• AIM OF THE EXERCISE
Print the lines from the line with "candle-body xyxy=(186,206,189,210)" to the line with "candle xyxy=(704,472,707,515)", copying each one unchanged.

◇ ◇ ◇ ◇ ◇ ◇ ◇

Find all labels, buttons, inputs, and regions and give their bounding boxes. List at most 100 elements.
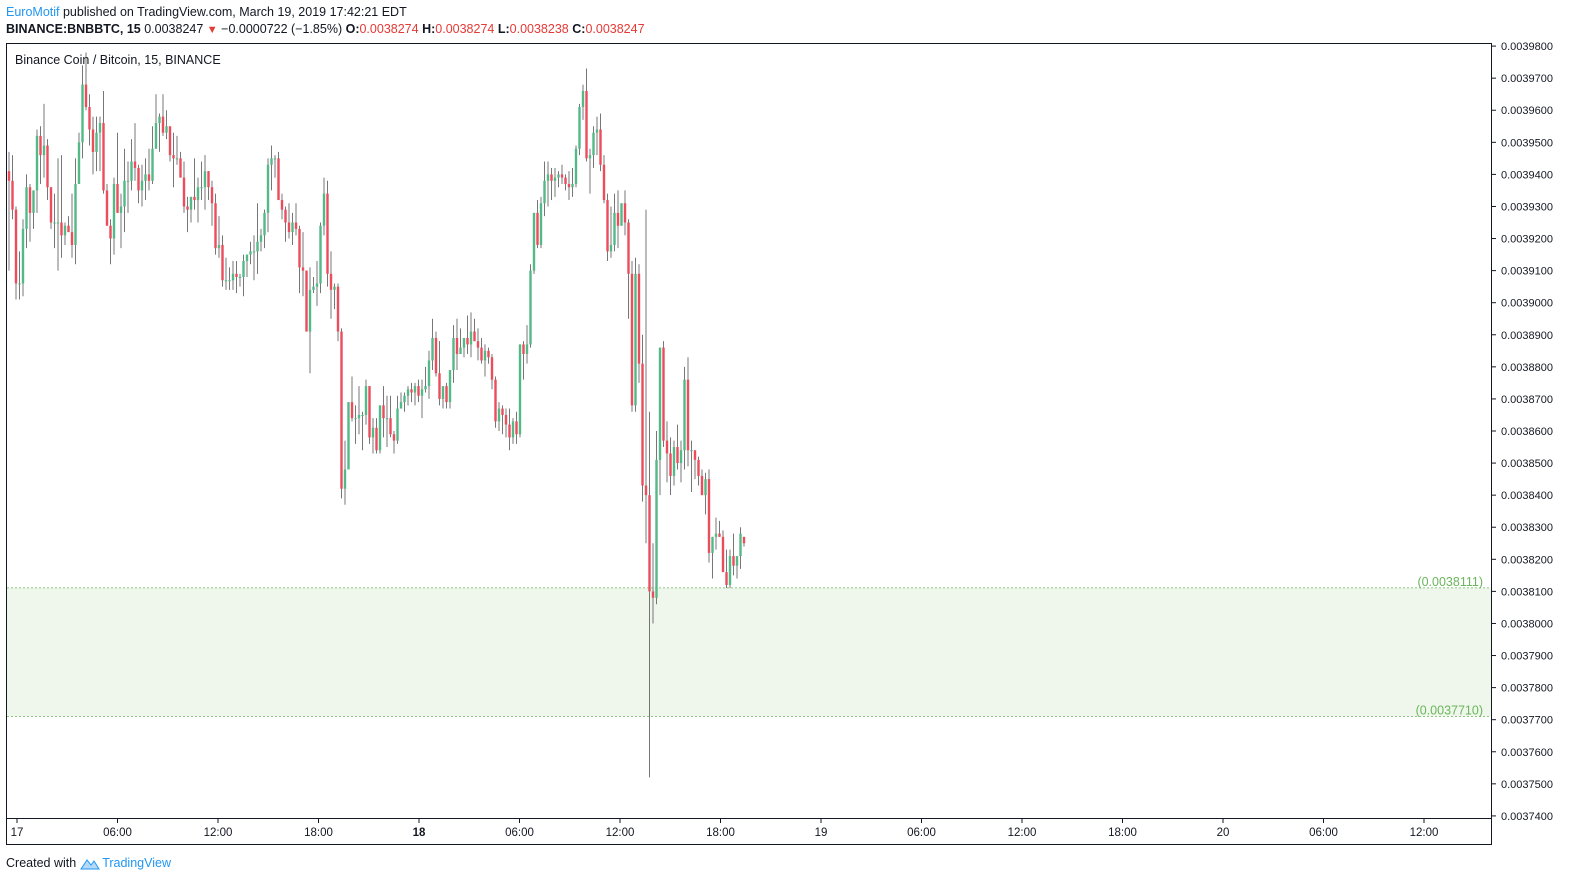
candle-body xyxy=(186,206,189,210)
candle xyxy=(382,386,385,438)
candle xyxy=(375,418,378,454)
candle xyxy=(322,177,326,236)
candle-body xyxy=(588,155,592,159)
candle xyxy=(557,171,560,188)
candle-body xyxy=(501,408,504,415)
candle xyxy=(329,251,333,319)
candle xyxy=(18,251,21,300)
candle-body xyxy=(424,386,427,390)
candle xyxy=(518,344,522,438)
chart-title: Binance Coin / Bitcoin, 15, BINANCE xyxy=(15,53,221,67)
candle-body xyxy=(679,450,683,464)
candle xyxy=(469,312,473,358)
candle-body xyxy=(714,533,718,537)
candle xyxy=(126,161,130,213)
candle-body xyxy=(214,203,217,249)
candle xyxy=(515,411,518,444)
author-link[interactable]: EuroMotif xyxy=(6,5,60,19)
candle xyxy=(431,318,434,371)
candle xyxy=(378,405,382,454)
candle-body xyxy=(553,177,557,181)
candle-body xyxy=(357,414,361,419)
candle-body xyxy=(438,373,441,399)
candle-body xyxy=(249,251,252,255)
candle-body xyxy=(739,533,742,557)
candle-body xyxy=(347,402,350,470)
candle-body xyxy=(175,158,179,160)
candle-body xyxy=(550,174,553,181)
candle-body xyxy=(25,187,28,229)
candle-body xyxy=(263,212,266,236)
candle xyxy=(623,190,627,236)
published-text: published on TradingView.com, March 19, … xyxy=(62,5,407,19)
candle xyxy=(427,350,431,399)
candle xyxy=(196,177,200,223)
candle-body xyxy=(273,158,277,160)
candle xyxy=(658,347,662,496)
time-tick-label: 12:00 xyxy=(606,827,635,839)
candle xyxy=(182,161,186,213)
candle-body xyxy=(536,212,539,245)
candle-body xyxy=(70,232,74,245)
candle xyxy=(441,386,445,409)
candle xyxy=(704,472,707,515)
time-tick-label: 12:00 xyxy=(1008,827,1037,839)
candle-body xyxy=(270,158,273,165)
candle-body xyxy=(473,331,476,342)
candle-body xyxy=(718,533,721,537)
candle xyxy=(606,193,609,261)
candle xyxy=(368,386,371,444)
candle-body xyxy=(490,357,494,380)
candle xyxy=(728,549,732,589)
candle xyxy=(511,418,515,444)
candle xyxy=(189,196,193,223)
candle-body xyxy=(350,402,354,419)
candle-body xyxy=(238,277,242,279)
last-price: 0.0038247 xyxy=(144,22,204,36)
candle xyxy=(28,184,32,242)
candle-body xyxy=(18,283,21,285)
low-label: L: xyxy=(497,22,510,36)
candle-body xyxy=(277,158,280,201)
candle xyxy=(291,212,294,245)
time-tick-label: 20 xyxy=(1217,827,1230,839)
candle xyxy=(11,155,14,220)
candle xyxy=(130,139,133,191)
candle xyxy=(88,94,91,146)
candle-body xyxy=(364,386,368,415)
candle xyxy=(473,318,476,342)
candle xyxy=(25,174,28,249)
candle xyxy=(326,180,329,287)
candle xyxy=(543,161,546,217)
candle xyxy=(679,440,683,483)
candle xyxy=(389,395,392,438)
candle xyxy=(396,395,399,444)
candle-body xyxy=(14,209,18,284)
candle-body xyxy=(378,405,382,451)
candle-body xyxy=(123,180,126,207)
tradingview-link[interactable]: TradingView xyxy=(80,856,171,870)
candle xyxy=(200,161,203,201)
time-tick-label: 06:00 xyxy=(907,827,936,839)
candle xyxy=(529,264,532,348)
candle-body xyxy=(371,427,375,438)
candle-body xyxy=(644,485,648,496)
candle-body xyxy=(497,408,501,422)
price-tick-label: 0.0038600 xyxy=(1501,426,1553,438)
candle-body xyxy=(11,180,14,210)
down-arrow-icon: ▼ xyxy=(206,24,218,36)
open-value: 0.0038274 xyxy=(359,22,419,36)
candle xyxy=(263,209,266,249)
price-tick-label: 0.0039400 xyxy=(1501,169,1553,181)
candle xyxy=(585,68,588,162)
high-value: 0.0038274 xyxy=(435,22,495,36)
price-tick-label: 0.0038000 xyxy=(1501,618,1553,630)
candle-body xyxy=(39,135,42,156)
candle xyxy=(46,139,49,201)
candle xyxy=(707,469,711,563)
candle xyxy=(147,148,151,191)
candle xyxy=(158,113,161,152)
candle xyxy=(739,527,742,569)
candle xyxy=(399,392,403,409)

◇ ◇ ◇ ◇ ◇ ◇ ◇

• RESPONSE TO THE EXERCISE
candle-body xyxy=(186,206,189,210)
candle xyxy=(382,386,385,438)
candle xyxy=(375,418,378,454)
candle xyxy=(322,177,326,236)
candle-body xyxy=(588,155,592,159)
candle xyxy=(557,171,560,188)
candle-body xyxy=(501,408,504,415)
candle xyxy=(329,251,333,319)
candle xyxy=(18,251,21,300)
candle-body xyxy=(424,386,427,390)
candle xyxy=(518,344,522,438)
chart-title: Binance Coin / Bitcoin, 15, BINANCE xyxy=(15,53,221,67)
candle-body xyxy=(679,450,683,464)
candle xyxy=(469,312,473,358)
candle-body xyxy=(714,533,718,537)
candle xyxy=(126,161,130,213)
candle-body xyxy=(214,203,217,249)
candle xyxy=(515,411,518,444)
author-link[interactable]: EuroMotif xyxy=(6,5,60,19)
candle xyxy=(431,318,434,371)
candle xyxy=(378,405,382,454)
candle-body xyxy=(553,177,557,181)
candle-body xyxy=(357,414,361,419)
candle-body xyxy=(438,373,441,399)
candle-body xyxy=(249,251,252,255)
candle-body xyxy=(739,533,742,557)
candle-body xyxy=(347,402,350,470)
candle-body xyxy=(175,158,179,160)
candle-body xyxy=(550,174,553,181)
candle-body xyxy=(25,187,28,229)
candle-body xyxy=(263,212,266,236)
candle xyxy=(623,190,627,236)
published-text: published on TradingView.com, March 19, … xyxy=(62,5,407,19)
candle xyxy=(427,350,431,399)
candle xyxy=(196,177,200,223)
candle-body xyxy=(273,158,277,160)
candle xyxy=(658,347,662,496)
time-tick-label: 12:00 xyxy=(606,827,635,839)
candle xyxy=(182,161,186,213)
candle-body xyxy=(536,212,539,245)
candle-body xyxy=(70,232,74,245)
candle xyxy=(441,386,445,409)
candle xyxy=(704,472,707,515)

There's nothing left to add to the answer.